# Provided information start
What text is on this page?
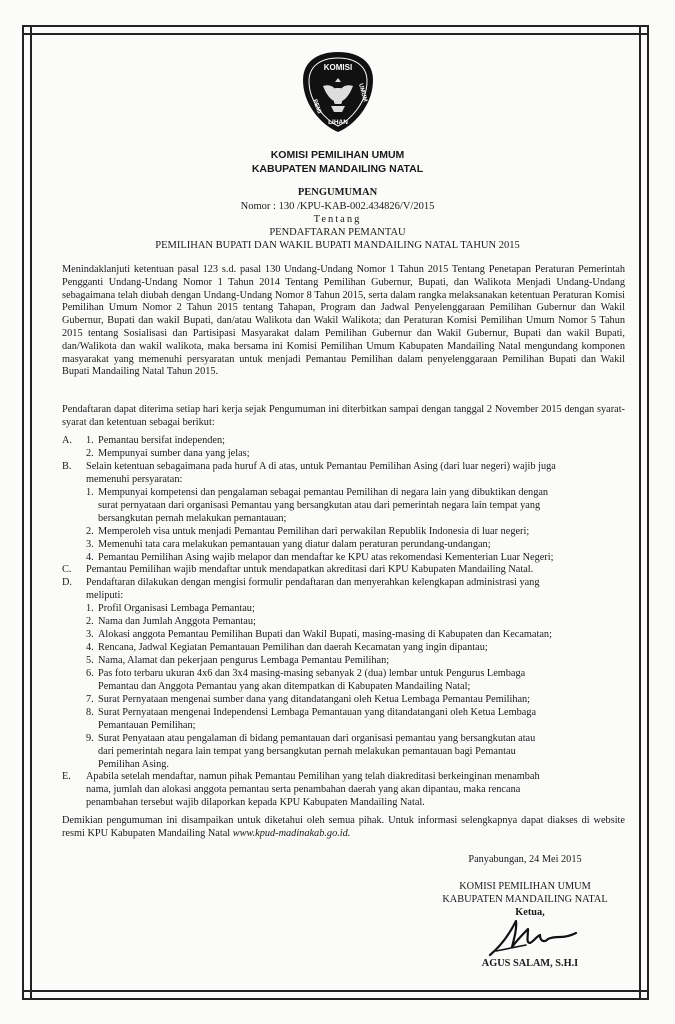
KOMISI
PEMI
LIHAN
UMUM
KOMISI PEMILIHAN UMUM
KABUPATEN MANDAILING NATAL
PENGUMUMAN
Nomor : 130 /KPU-KAB-002.434826/V/2015
Tentang
PENDAFTARAN PEMANTAU
PEMILIHAN BUPATI DAN WAKIL BUPATI MANDAILING NATAL TAHUN 2015
Menindaklanjuti ketentuan pasal 123 s.d. pasal 130 Undang-Undang Nomor 1 Tahun 2015 Tentang Penetapan Peraturan Pemerintah Pengganti Undang-Undang Nomor 1 Tahun 2014 Tentang Pemilihan Gubernur, Bupati, dan Walikota Menjadi Undang-Undang sebagaimana telah diubah dengan Undang-Undang Nomor 8 Tahun 2015, serta dalam rangka melaksanakan ketentuan Peraturan Komisi Pemilihan Umum Nomor 2 Tahun 2015 tentang Tahapan, Program dan Jadwal Penyelenggaraan Pemilihan Gubernur dan Wakil Gubernur, Bupati dan wakil Bupati, dan/atau Walikota dan Wakil Walikota; dan Peraturan Komisi Pemilihan Umum Nomor 5 Tahun 2015 tentang Sosialisasi dan Partisipasi Masyarakat dalam Pemilihan Gubernur dan Wakil Gubernur, Bupati dan wakil Bupati, dan/Walikota dan wakil walikota, maka bersama ini Komisi Pemilihan Umum Kabupaten Mandailing Natal mengundang komponen masyarakat yang memenuhi persyaratan untuk menjadi Pemantau Pemilihan dalam penyelenggaraan Pemilihan Bupati dan Wakil Bupati Mandailing Natal Tahun 2015.
Pendaftaran dapat diterima setiap hari kerja sejak Pengumuman ini diterbitkan sampai dengan tanggal 2 November 2015 dengan syarat-syarat dan ketentuan sebagai berikut:
A. 1. Pemantau bersifat independen;
2. Mempunyai sumber dana yang jelas;
B. Selain ketentuan sebagaimana pada huruf A di atas, untuk Pemantau Pemilihan Asing (dari luar negeri) wajib juga
memenuhi persyaratan:
1. Mempunyai kompetensi dan pengalaman sebagai pemantau Pemilihan di negara lain yang dibuktikan dengan
surat pernyataan dari organisasi Pemantau yang bersangkutan atau dari pemerintah negara lain tempat yang
bersangkutan pernah melakukan pemantauan;
2. Memperoleh visa untuk menjadi Pemantau Pemilihan dari perwakilan Republik Indonesia di luar negeri;
3. Memenuhi tata cara melakukan pemantauan yang diatur dalam peraturan perundang-undangan;
4. Pemantau Pemilihan Asing wajib melapor dan mendaftar ke KPU atas rekomendasi Kementerian Luar Negeri;
C. Pemantau Pemilihan wajib mendaftar untuk mendapatkan akreditasi dari KPU Kabupaten Mandailing Natal.
D. Pendaftaran dilakukan dengan mengisi formulir pendaftaran dan menyerahkan kelengkapan administrasi yang
meliputi:
1. Profil Organisasi Lembaga Pemantau;
2. Nama dan Jumlah Anggota Pemantau;
3. Alokasi anggota Pemantau Pemilihan Bupati dan Wakil Bupati, masing-masing di Kabupaten dan Kecamatan;
4. Rencana, Jadwal Kegiatan Pemantauan Pemilihan dan daerah Kecamatan yang ingin dipantau;
5. Nama, Alamat dan pekerjaan pengurus Lembaga Pemantau Pemilihan;
6. Pas foto terbaru ukuran 4x6 dan 3x4 masing-masing sebanyak 2 (dua) lembar untuk Pengurus Lembaga
Pemantau dan Anggota Pemantau yang akan ditempatkan di Kabupaten Mandailing Natal;
7. Surat Pernyataan mengenai sumber dana yang ditandatangani oleh Ketua Lembaga Pemantau Pemilihan;
8. Surat Pernyataan mengenai Independensi Lembaga Pemantauan yang ditandatangani oleh Ketua Lembaga
Pemantauan Pemilihan;
9. Surat Penyataan atau pengalaman di bidang pemantauan dari organisasi pemantau yang bersangkutan atau
dari pemerintah negara lain tempat yang bersangkutan pernah melakukan pemantauan bagi Pemantau
Pemilihan Asing.
E. Apabila setelah mendaftar, namun pihak Pemantau Pemilihan yang telah diakreditasi berkeinginan menambah
nama, jumlah dan alokasi anggota pemantau serta penambahan daerah yang akan dipantau, maka rencana
penambahan tersebut wajib dilaporkan kepada KPU Kabupaten Mandailing Natal.
Demikian pengumuman ini disampaikan untuk diketahui oleh semua pihak. Untuk informasi selengkapnya dapat diakses di website resmi KPU Kabupaten Mandailing Natal www.kpud-madinakab.go.id.
Panyabungan, 24 Mei 2015
KOMISI PEMILIHAN UMUM
KABUPATEN MANDAILING NATAL
Ketua,
AGUS SALAM, S.H.I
# Provided information end
### Aim of the exercise
For each line of the listing that holds the word "pihak", show that line.

### Task response
E. Apabila setelah mendaftar, namun pihak Pemantau Pemilihan yang telah diakreditasi berkeinginan menambah
Demikian pengumuman ini disampaikan untuk diketahui oleh semua pihak. Untuk informasi selengkapnya dapat diakses di website resmi KPU Kabupaten Mandailing Natal www.kpud-madinakab.go.id.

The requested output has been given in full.